STATED PROBLEM -
Which lines have the string "this"? Copy all of them from the entries below.

DATASET ROWS -
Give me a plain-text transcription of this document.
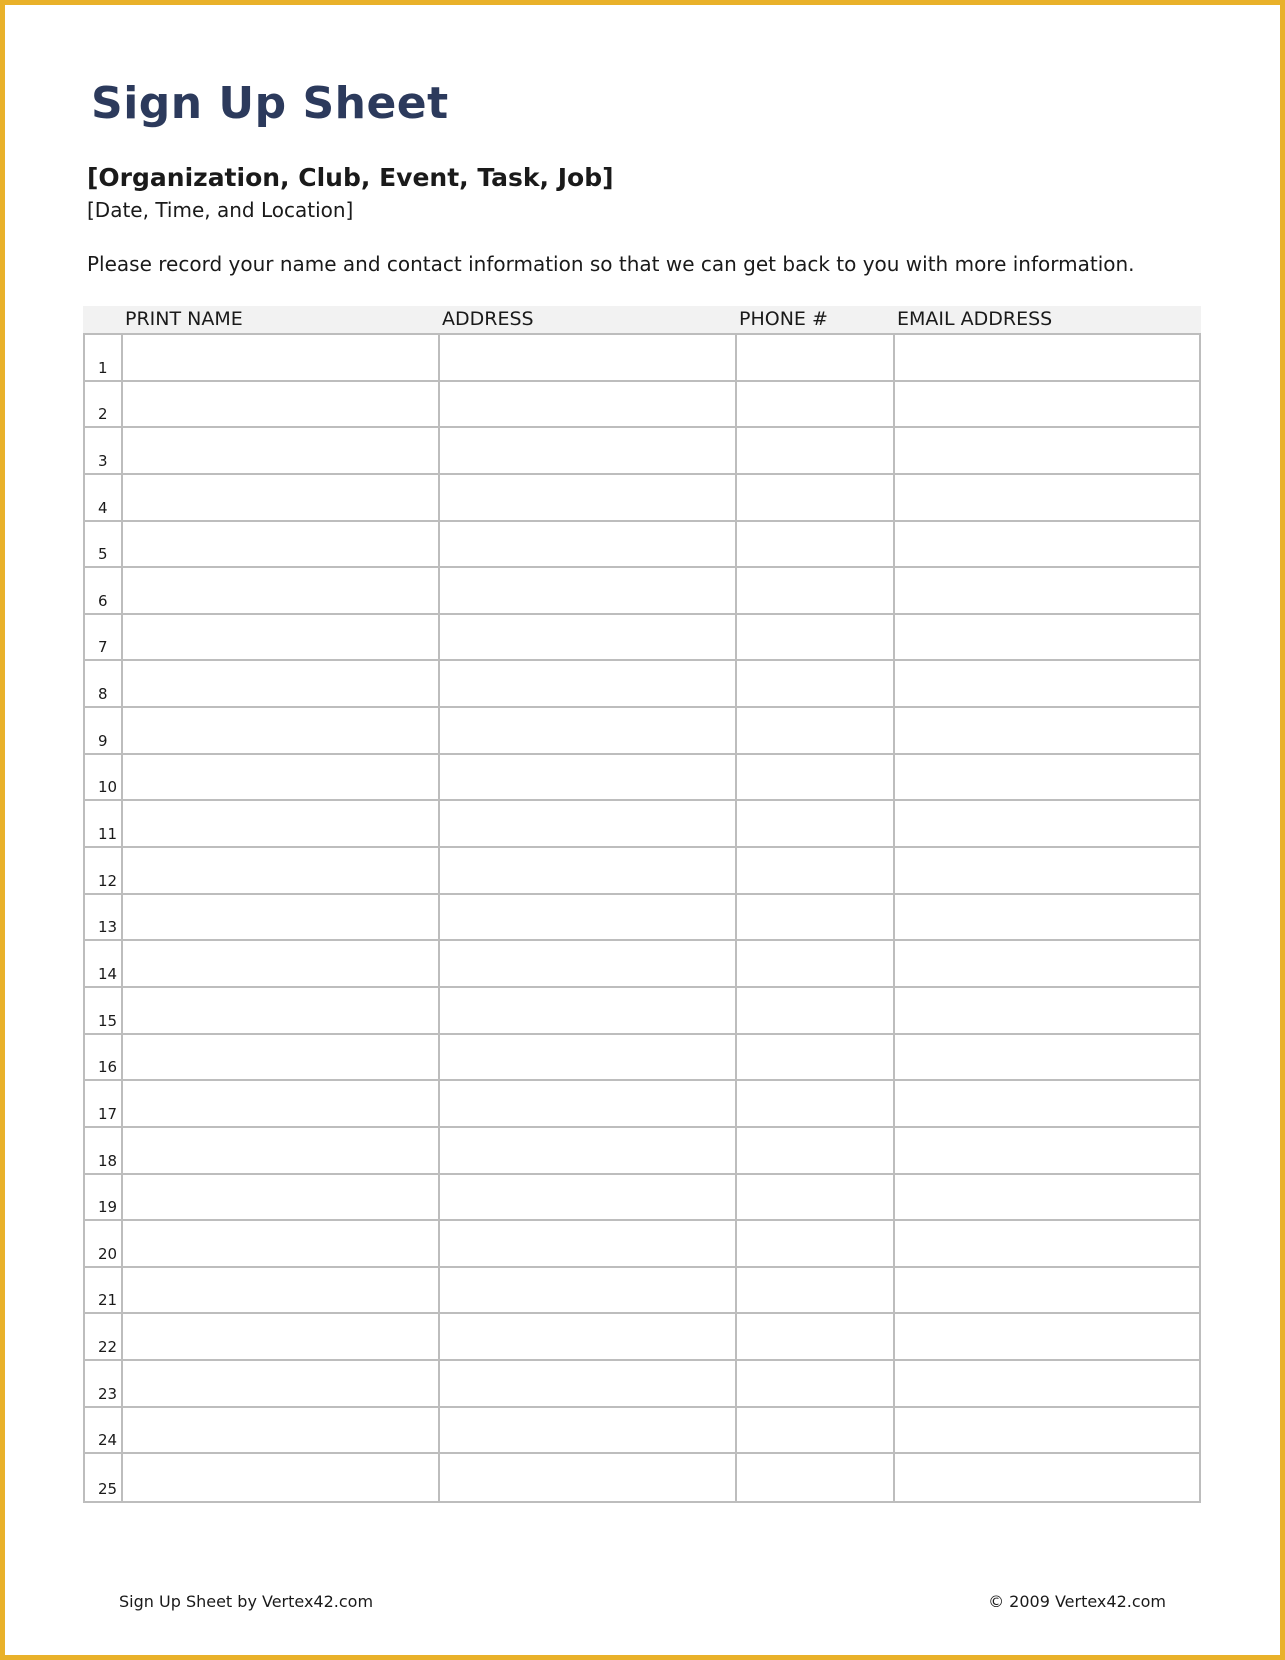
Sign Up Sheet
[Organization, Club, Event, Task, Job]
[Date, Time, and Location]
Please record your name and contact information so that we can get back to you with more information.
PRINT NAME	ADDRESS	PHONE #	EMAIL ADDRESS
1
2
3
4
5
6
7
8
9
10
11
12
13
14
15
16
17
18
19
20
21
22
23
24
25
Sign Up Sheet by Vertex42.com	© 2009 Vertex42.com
* * *
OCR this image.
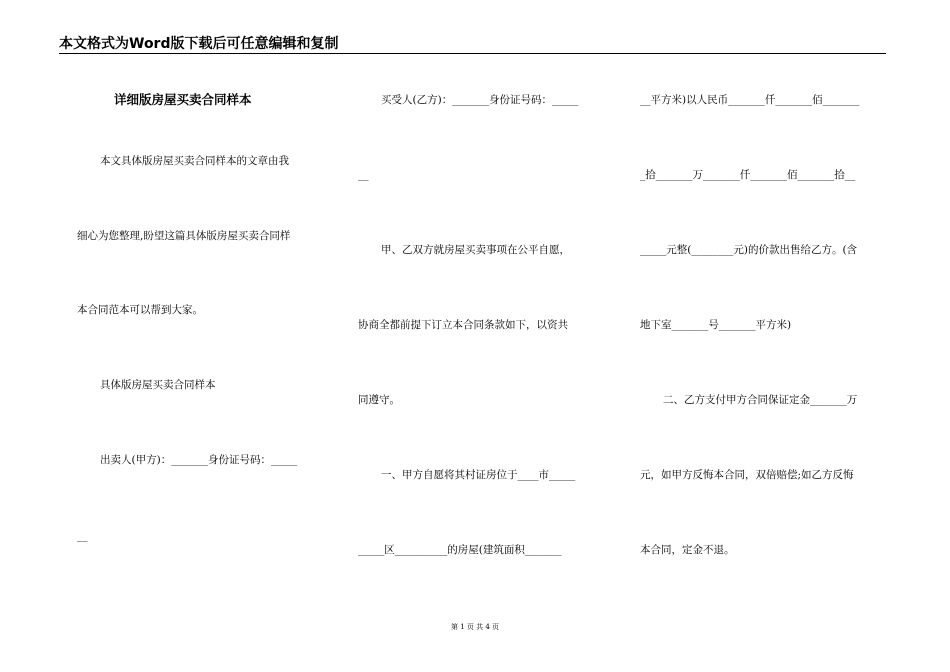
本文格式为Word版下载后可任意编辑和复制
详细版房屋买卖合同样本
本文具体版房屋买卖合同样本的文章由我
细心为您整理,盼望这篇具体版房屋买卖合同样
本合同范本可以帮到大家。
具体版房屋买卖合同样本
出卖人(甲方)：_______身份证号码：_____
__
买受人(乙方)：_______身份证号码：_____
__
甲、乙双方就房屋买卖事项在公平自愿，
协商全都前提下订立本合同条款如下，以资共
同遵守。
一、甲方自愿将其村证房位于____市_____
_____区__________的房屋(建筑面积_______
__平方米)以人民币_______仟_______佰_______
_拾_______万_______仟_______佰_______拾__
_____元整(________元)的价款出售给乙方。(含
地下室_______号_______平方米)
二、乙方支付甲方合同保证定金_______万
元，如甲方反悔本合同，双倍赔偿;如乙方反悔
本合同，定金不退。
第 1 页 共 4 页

WRITTEN SOLUTION -
Give me a plain-text transcription of this document.
OCR this image.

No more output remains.